_PROBLEM DETAILS_
Go through the records and extract every line with the word "xlabel".

_ROWS_
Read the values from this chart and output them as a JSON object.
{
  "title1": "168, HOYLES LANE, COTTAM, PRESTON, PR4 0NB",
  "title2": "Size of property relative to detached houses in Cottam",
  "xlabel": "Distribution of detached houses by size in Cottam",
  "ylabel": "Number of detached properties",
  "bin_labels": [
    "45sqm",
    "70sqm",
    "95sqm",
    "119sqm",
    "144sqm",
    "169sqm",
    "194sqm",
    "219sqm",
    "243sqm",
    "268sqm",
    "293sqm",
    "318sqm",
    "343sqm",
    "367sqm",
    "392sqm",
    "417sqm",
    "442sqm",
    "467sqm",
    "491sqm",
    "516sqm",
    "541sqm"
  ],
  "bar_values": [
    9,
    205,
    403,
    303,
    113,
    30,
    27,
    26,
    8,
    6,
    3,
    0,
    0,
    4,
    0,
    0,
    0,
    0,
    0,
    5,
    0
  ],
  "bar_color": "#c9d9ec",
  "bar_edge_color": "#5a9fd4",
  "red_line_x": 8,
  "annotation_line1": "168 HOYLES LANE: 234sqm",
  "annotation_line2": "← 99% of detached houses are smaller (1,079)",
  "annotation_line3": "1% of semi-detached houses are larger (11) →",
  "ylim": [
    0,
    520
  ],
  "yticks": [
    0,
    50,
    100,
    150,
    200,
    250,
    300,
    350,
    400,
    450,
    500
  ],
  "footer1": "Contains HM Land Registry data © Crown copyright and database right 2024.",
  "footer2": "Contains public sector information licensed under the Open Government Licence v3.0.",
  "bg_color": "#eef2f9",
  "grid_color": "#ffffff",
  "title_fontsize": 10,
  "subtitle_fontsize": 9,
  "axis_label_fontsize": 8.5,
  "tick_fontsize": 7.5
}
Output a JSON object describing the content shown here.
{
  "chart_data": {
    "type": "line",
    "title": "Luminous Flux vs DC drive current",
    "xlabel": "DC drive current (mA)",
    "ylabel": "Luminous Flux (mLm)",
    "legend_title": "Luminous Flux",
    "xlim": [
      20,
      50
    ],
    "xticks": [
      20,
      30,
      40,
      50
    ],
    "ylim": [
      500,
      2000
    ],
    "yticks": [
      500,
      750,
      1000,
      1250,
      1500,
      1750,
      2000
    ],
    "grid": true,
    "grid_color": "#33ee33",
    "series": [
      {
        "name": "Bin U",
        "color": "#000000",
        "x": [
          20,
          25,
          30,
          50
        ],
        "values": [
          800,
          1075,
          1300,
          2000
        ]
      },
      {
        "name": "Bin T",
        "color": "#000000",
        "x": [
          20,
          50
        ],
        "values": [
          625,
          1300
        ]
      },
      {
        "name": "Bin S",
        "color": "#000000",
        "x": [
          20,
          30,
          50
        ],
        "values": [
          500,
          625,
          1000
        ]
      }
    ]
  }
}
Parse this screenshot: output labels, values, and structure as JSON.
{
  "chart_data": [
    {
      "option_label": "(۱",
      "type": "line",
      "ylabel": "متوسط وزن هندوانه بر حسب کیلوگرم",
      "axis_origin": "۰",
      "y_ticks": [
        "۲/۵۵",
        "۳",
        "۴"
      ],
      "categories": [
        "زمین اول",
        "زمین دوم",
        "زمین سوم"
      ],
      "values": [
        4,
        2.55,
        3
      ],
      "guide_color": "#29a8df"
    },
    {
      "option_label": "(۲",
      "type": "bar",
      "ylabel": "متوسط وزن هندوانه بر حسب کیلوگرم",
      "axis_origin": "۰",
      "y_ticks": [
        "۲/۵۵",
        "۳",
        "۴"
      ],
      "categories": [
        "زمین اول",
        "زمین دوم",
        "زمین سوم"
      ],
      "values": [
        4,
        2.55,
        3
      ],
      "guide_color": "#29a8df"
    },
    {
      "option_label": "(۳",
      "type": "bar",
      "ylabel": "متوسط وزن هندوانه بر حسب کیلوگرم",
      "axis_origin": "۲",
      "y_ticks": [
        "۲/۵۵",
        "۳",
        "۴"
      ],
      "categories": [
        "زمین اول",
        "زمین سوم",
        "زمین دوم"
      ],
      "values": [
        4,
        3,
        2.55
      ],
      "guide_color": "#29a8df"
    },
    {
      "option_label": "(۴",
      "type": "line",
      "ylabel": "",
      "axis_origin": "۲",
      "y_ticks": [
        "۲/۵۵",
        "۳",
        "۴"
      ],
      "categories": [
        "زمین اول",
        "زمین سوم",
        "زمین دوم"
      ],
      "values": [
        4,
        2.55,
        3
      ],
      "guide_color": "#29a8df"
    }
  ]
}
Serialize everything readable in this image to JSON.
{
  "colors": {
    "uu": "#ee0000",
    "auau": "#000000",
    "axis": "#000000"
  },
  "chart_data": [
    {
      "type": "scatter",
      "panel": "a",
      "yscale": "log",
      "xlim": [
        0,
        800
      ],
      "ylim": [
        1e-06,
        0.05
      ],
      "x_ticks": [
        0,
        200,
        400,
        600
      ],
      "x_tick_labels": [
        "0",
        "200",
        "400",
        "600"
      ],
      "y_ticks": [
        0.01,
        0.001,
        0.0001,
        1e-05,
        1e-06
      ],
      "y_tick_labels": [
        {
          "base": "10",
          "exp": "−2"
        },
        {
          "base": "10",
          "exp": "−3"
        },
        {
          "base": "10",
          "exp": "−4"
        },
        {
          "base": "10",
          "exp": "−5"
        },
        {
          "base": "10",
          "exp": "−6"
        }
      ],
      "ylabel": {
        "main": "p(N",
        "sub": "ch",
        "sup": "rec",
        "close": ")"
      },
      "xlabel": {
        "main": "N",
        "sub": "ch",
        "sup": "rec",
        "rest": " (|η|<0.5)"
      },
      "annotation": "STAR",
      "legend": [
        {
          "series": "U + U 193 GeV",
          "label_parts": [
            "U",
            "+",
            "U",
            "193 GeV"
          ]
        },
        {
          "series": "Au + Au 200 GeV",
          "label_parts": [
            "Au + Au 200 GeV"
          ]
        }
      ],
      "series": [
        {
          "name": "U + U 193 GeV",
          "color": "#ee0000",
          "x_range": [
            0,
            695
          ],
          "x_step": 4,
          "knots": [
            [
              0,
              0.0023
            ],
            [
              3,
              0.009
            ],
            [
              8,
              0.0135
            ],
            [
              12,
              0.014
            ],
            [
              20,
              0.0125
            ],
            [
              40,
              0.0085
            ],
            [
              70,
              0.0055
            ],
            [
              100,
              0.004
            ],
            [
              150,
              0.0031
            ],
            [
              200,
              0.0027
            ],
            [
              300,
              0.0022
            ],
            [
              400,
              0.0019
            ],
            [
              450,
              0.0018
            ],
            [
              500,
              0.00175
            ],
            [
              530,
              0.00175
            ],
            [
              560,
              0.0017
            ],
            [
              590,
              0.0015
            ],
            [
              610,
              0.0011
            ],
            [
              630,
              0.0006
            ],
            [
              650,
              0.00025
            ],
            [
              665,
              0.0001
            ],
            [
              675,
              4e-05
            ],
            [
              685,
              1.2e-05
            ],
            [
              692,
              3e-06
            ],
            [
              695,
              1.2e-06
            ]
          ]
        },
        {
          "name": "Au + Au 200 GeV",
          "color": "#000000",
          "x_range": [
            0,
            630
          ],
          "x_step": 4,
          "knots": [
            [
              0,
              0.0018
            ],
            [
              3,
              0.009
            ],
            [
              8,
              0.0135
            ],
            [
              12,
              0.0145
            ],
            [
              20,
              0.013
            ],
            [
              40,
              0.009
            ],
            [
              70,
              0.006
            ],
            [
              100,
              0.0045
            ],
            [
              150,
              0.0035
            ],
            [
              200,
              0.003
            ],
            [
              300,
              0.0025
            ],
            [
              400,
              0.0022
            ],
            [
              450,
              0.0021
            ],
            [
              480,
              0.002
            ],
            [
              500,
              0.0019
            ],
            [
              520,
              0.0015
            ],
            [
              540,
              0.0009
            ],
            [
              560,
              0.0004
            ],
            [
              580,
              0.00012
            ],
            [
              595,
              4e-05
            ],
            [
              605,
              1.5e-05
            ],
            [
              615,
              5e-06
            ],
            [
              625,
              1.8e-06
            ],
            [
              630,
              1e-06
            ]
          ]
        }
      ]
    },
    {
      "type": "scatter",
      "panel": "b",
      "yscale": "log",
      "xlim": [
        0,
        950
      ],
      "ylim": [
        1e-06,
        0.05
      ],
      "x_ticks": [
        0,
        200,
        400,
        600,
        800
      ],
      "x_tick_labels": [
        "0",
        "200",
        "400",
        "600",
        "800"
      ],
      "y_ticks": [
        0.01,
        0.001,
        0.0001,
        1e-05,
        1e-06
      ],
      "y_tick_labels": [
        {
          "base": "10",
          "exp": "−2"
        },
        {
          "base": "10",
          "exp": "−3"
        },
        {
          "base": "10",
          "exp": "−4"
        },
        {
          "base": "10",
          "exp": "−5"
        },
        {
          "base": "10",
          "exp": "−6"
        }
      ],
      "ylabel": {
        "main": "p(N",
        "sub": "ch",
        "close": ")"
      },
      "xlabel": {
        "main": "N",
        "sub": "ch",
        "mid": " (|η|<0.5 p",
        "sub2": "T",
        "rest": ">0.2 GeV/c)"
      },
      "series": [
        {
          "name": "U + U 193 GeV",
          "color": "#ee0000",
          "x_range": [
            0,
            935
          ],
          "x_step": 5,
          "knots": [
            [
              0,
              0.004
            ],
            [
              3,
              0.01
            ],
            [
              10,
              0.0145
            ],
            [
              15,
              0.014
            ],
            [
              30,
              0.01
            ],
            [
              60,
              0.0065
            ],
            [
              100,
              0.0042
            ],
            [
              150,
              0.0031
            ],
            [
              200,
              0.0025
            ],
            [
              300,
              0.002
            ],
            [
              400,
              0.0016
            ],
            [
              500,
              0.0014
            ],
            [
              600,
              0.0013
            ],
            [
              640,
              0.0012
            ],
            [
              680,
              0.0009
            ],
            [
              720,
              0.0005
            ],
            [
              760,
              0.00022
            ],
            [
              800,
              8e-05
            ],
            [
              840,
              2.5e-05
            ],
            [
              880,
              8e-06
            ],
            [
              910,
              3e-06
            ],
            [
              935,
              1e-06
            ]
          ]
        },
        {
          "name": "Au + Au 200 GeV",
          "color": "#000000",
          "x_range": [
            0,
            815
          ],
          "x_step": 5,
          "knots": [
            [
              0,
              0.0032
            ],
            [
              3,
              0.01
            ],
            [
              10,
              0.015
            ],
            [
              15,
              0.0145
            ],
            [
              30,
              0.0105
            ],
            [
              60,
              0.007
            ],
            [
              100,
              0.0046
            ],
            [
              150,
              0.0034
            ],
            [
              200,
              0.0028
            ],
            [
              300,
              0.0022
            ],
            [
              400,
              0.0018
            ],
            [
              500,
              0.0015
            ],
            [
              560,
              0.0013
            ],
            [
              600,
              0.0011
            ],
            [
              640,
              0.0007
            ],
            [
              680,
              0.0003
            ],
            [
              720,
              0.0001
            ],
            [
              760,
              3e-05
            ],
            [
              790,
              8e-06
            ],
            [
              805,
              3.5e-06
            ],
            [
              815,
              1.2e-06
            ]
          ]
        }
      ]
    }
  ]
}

_SOLVED EXERCISE_
  "xlabel": "Distribution of detached houses by size in Cottam",
    "xlabel": "DC drive current (mA)",
      "xlabel": {
      "xlabel": {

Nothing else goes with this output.